:: TASK MATERIAL
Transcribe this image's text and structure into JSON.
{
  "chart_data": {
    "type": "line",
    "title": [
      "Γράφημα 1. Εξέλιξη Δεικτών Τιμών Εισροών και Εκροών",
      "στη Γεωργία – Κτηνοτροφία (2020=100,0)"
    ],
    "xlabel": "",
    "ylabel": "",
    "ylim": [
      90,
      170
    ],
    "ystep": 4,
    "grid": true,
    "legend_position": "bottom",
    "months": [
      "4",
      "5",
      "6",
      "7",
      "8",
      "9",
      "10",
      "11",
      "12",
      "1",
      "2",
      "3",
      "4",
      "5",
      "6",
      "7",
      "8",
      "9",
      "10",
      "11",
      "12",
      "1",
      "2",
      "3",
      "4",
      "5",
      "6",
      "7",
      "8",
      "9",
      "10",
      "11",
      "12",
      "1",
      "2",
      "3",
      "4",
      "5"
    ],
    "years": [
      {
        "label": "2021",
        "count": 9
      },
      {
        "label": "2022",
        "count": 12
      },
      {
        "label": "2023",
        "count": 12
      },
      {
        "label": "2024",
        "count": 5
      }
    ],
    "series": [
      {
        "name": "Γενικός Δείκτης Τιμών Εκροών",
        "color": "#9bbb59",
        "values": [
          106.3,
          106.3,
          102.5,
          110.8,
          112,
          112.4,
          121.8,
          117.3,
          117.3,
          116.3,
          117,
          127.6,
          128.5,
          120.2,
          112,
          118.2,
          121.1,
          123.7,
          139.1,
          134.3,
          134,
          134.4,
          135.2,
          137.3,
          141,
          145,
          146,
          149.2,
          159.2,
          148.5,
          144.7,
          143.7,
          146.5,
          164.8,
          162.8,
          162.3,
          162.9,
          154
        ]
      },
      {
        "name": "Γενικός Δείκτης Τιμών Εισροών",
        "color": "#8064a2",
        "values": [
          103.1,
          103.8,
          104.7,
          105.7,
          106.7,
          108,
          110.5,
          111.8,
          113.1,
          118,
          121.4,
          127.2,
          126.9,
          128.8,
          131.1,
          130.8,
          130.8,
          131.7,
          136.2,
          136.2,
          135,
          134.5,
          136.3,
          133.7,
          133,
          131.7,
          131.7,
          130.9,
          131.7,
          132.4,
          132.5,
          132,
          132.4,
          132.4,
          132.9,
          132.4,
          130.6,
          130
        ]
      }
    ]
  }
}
::::
_WRITTEN INSTRUCTION_. Reproduce each line holding the word "Εισροών".

_RESULT OF THIS TASK_.
      "Γράφημα 1. Εξέλιξη Δεικτών Τιμών Εισροών και Εκροών",
        "name": "Γενικός Δείκτης Τιμών Εισροών",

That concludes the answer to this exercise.